DIRECTIVE
Gather the lines that hold the string "Capital".

LISTED ENTRIES
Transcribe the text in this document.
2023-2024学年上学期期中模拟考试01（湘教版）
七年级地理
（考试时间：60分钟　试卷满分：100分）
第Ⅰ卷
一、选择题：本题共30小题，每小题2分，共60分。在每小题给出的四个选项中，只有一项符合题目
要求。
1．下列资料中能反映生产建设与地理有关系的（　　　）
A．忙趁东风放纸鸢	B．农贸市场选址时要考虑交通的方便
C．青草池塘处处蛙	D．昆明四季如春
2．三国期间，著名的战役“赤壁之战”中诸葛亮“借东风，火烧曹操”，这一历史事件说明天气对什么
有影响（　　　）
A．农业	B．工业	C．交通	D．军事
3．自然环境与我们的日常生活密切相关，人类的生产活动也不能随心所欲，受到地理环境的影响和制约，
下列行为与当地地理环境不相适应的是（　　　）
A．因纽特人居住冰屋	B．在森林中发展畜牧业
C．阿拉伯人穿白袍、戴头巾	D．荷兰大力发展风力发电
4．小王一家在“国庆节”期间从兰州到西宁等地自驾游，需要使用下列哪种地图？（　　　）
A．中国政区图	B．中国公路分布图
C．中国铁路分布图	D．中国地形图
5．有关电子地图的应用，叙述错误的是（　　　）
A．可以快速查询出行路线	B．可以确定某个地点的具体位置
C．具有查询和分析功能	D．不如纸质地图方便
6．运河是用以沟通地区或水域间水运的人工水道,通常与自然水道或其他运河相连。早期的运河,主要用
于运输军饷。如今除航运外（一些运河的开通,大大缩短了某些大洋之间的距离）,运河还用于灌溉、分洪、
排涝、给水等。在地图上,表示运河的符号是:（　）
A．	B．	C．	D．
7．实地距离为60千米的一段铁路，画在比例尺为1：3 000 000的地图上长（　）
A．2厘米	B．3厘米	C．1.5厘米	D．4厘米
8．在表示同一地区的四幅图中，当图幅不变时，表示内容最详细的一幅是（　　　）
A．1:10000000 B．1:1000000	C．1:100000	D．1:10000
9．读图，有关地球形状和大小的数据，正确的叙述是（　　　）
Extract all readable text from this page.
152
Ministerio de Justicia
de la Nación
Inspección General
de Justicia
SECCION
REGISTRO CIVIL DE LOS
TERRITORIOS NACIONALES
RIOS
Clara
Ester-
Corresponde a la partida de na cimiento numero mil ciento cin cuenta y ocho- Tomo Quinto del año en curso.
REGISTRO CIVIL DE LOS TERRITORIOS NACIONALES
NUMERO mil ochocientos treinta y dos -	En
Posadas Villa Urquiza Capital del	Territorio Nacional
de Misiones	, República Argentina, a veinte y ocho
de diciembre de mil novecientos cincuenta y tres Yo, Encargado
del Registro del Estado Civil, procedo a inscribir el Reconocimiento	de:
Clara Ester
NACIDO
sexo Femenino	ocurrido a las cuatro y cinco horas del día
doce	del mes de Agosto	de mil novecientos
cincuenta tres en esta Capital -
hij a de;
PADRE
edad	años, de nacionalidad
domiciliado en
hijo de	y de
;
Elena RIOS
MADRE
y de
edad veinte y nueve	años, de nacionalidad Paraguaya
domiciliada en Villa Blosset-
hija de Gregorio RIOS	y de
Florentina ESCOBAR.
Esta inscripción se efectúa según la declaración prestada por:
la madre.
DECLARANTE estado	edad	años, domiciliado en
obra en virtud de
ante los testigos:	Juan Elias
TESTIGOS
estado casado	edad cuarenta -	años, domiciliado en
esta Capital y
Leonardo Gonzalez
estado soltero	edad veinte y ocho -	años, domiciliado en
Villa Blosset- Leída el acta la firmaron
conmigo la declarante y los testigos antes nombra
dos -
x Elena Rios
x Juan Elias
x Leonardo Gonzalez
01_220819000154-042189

EXERCISE RESPONSE
Posadas Villa Urquiza Capital del	Territorio Nacional
cincuenta tres en esta Capital -
esta Capital y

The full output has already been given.